§ **Stored data**
_ _ _

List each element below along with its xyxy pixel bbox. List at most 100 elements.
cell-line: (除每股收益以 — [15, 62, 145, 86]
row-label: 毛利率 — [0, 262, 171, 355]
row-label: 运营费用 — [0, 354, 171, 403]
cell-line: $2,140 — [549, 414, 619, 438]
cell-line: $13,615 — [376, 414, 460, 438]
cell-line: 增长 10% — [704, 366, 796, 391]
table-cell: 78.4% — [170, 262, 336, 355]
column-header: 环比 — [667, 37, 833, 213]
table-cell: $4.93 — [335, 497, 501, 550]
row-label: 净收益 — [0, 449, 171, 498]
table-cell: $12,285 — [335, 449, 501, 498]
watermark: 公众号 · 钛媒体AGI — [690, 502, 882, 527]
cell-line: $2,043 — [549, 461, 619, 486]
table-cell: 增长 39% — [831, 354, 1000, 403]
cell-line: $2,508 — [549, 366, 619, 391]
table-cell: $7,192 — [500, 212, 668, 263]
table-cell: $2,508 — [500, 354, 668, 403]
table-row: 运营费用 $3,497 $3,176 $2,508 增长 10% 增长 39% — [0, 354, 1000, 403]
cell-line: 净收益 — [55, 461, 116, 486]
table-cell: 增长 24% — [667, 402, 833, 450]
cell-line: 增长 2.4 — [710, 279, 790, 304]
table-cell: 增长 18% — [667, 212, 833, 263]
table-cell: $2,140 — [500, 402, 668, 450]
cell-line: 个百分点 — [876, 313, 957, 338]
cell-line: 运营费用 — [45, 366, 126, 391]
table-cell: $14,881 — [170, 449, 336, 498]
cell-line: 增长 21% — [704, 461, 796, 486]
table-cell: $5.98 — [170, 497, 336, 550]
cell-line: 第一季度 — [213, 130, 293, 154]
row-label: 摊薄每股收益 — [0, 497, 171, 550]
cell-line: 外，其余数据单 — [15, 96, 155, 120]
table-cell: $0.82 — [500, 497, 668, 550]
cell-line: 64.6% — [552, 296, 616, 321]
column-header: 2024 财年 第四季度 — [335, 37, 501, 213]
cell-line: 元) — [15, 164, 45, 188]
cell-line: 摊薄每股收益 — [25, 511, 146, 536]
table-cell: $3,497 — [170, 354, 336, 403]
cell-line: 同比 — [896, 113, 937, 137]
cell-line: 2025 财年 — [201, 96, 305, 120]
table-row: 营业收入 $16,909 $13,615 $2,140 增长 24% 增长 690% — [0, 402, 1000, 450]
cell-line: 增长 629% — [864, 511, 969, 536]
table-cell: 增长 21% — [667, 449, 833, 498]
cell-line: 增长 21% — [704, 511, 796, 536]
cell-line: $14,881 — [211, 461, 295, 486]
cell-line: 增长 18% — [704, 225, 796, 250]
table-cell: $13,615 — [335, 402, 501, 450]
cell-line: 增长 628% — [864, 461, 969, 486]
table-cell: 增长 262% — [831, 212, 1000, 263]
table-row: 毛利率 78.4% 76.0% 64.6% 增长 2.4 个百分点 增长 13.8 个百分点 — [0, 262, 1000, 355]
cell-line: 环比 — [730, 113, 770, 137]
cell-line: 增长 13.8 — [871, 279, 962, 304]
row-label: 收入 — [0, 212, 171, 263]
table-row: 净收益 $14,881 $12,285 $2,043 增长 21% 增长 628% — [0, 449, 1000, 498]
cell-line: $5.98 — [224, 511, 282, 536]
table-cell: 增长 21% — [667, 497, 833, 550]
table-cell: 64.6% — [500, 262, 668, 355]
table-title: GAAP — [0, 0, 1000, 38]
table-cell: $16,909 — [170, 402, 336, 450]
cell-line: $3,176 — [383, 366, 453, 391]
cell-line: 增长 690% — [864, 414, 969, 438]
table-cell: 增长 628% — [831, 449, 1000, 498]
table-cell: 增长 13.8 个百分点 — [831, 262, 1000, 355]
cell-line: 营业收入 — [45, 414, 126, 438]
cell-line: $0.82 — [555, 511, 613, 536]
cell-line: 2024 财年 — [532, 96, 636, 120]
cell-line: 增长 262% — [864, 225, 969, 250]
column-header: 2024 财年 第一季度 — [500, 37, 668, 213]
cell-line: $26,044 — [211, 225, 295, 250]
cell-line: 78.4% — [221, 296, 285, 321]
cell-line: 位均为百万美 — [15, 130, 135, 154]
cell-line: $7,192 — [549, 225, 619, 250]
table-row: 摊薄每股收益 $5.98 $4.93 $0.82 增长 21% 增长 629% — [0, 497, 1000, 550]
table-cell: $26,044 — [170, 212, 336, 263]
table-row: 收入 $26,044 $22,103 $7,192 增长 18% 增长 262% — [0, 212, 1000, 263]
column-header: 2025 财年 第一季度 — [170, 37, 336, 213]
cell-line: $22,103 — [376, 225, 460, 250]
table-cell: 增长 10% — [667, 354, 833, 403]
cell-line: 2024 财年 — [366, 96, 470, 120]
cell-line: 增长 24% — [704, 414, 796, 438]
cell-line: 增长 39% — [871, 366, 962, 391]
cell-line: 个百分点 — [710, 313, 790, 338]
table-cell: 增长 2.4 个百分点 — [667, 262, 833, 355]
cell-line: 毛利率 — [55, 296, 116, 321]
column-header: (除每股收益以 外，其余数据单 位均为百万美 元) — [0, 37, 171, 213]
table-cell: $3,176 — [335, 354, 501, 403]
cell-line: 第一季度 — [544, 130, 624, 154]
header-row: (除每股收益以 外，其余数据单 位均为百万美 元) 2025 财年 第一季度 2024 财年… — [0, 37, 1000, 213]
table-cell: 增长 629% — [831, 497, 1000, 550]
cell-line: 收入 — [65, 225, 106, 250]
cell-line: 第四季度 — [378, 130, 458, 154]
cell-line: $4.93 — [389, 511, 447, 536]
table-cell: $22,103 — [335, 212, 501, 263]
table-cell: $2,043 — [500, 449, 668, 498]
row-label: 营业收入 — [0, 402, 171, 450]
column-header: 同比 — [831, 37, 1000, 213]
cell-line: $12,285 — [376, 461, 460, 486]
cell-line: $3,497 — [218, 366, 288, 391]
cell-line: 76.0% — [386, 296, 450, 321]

_ _ _

§ **Description of the task**
Copy every line of the records above word for word.

§ **Reply to the task**
List each element below along with its xyxy pixel bbox. List at most 100 elements.
cell-line: (除每股收益以 — [15, 62, 145, 86]
row-label: 毛利率 — [0, 262, 171, 355]
row-label: 运营费用 — [0, 354, 171, 403]
cell-line: $2,140 — [549, 414, 619, 438]
cell-line: $13,615 — [376, 414, 460, 438]
cell-line: 增长 10% — [704, 366, 796, 391]
table-cell: 78.4% — [170, 262, 336, 355]
column-header: 环比 — [667, 37, 833, 213]
table-cell: $4.93 — [335, 497, 501, 550]
row-label: 净收益 — [0, 449, 171, 498]
table-cell: $12,285 — [335, 449, 501, 498]
watermark: 公众号 · 钛媒体AGI — [690, 502, 882, 527]
cell-line: $2,043 — [549, 461, 619, 486]
table-cell: 增长 39% — [831, 354, 1000, 403]
cell-line: $2,508 — [549, 366, 619, 391]
table-cell: $7,192 — [500, 212, 668, 263]
table-cell: $2,508 — [500, 354, 668, 403]
table-row: 运营费用 $3,497 $3,176 $2,508 增长 10% 增长 39% — [0, 354, 1000, 403]
cell-line: 净收益 — [55, 461, 116, 486]
table-cell: 增长 24% — [667, 402, 833, 450]
cell-line: 增长 2.4 — [710, 279, 790, 304]
table-cell: 增长 18% — [667, 212, 833, 263]
table-cell: $2,140 — [500, 402, 668, 450]
cell-line: 个百分点 — [876, 313, 957, 338]
cell-line: 运营费用 — [45, 366, 126, 391]
table-cell: $14,881 — [170, 449, 336, 498]
cell-line: 增长 21% — [704, 461, 796, 486]
table-cell: $5.98 — [170, 497, 336, 550]
cell-line: 第一季度 — [213, 130, 293, 154]
row-label: 摊薄每股收益 — [0, 497, 171, 550]
cell-line: 外，其余数据单 — [15, 96, 155, 120]
table-cell: $0.82 — [500, 497, 668, 550]
cell-line: 64.6% — [552, 296, 616, 321]
column-header: 2024 财年 第四季度 — [335, 37, 501, 213]
cell-line: 元) — [15, 164, 45, 188]
cell-line: 摊薄每股收益 — [25, 511, 146, 536]
table-cell: $3,497 — [170, 354, 336, 403]
cell-line: 同比 — [896, 113, 937, 137]
cell-line: 2025 财年 — [201, 96, 305, 120]
table-row: 营业收入 $16,909 $13,615 $2,140 增长 24% 增长 690% — [0, 402, 1000, 450]
cell-line: 增长 629% — [864, 511, 969, 536]
table-cell: 增长 21% — [667, 449, 833, 498]
cell-line: 增长 21% — [704, 511, 796, 536]
cell-line: $14,881 — [211, 461, 295, 486]
cell-line: 增长 18% — [704, 225, 796, 250]
table-cell: $13,615 — [335, 402, 501, 450]
cell-line: 增长 628% — [864, 461, 969, 486]
table-cell: 增长 262% — [831, 212, 1000, 263]
table-row: 毛利率 78.4% 76.0% 64.6% 增长 2.4 个百分点 增长 13.8 个百分点 — [0, 262, 1000, 355]
cell-line: 环比 — [730, 113, 770, 137]
cell-line: 增长 13.8 — [871, 279, 962, 304]
row-label: 收入 — [0, 212, 171, 263]
table-row: 净收益 $14,881 $12,285 $2,043 增长 21% 增长 628% — [0, 449, 1000, 498]
cell-line: $5.98 — [224, 511, 282, 536]
table-cell: 增长 21% — [667, 497, 833, 550]
table-cell: 64.6% — [500, 262, 668, 355]
table-title: GAAP — [0, 0, 1000, 38]
table-cell: $16,909 — [170, 402, 336, 450]
cell-line: $3,176 — [383, 366, 453, 391]
cell-line: 增长 690% — [864, 414, 969, 438]
table-cell: 增长 628% — [831, 449, 1000, 498]
table-cell: 增长 13.8 个百分点 — [831, 262, 1000, 355]
cell-line: 营业收入 — [45, 414, 126, 438]
cell-line: $0.82 — [555, 511, 613, 536]
cell-line: 2024 财年 — [532, 96, 636, 120]
cell-line: 增长 262% — [864, 225, 969, 250]
column-header: 2024 财年 第一季度 — [500, 37, 668, 213]
cell-line: $26,044 — [211, 225, 295, 250]
cell-line: 78.4% — [221, 296, 285, 321]
cell-line: 位均为百万美 — [15, 130, 135, 154]
cell-line: $7,192 — [549, 225, 619, 250]
table-row: 摊薄每股收益 $5.98 $4.93 $0.82 增长 21% 增长 629% — [0, 497, 1000, 550]
table-cell: $26,044 — [170, 212, 336, 263]
table-row: 收入 $26,044 $22,103 $7,192 增长 18% 增长 262% — [0, 212, 1000, 263]
column-header: 2025 财年 第一季度 — [170, 37, 336, 213]
cell-line: $22,103 — [376, 225, 460, 250]
table-cell: 增长 10% — [667, 354, 833, 403]
cell-line: 2024 财年 — [366, 96, 470, 120]
cell-line: 增长 24% — [704, 414, 796, 438]
cell-line: 增长 39% — [871, 366, 962, 391]
cell-line: 个百分点 — [710, 313, 790, 338]
table-cell: 增长 2.4 个百分点 — [667, 262, 833, 355]
cell-line: 毛利率 — [55, 296, 116, 321]
column-header: (除每股收益以 外，其余数据单 位均为百万美 元) — [0, 37, 171, 213]
table-cell: $3,176 — [335, 354, 501, 403]
cell-line: 第一季度 — [544, 130, 624, 154]
header-row: (除每股收益以 外，其余数据单 位均为百万美 元) 2025 财年 第一季度 2024 财年… — [0, 37, 1000, 213]
table-cell: 增长 629% — [831, 497, 1000, 550]
cell-line: 收入 — [65, 225, 106, 250]
cell-line: 第四季度 — [378, 130, 458, 154]
cell-line: $4.93 — [389, 511, 447, 536]
table-cell: $22,103 — [335, 212, 501, 263]
table-cell: $2,043 — [500, 449, 668, 498]
row-label: 营业收入 — [0, 402, 171, 450]
column-header: 同比 — [831, 37, 1000, 213]
cell-line: $12,285 — [376, 461, 460, 486]
cell-line: $3,497 — [218, 366, 288, 391]
cell-line: 76.0% — [386, 296, 450, 321]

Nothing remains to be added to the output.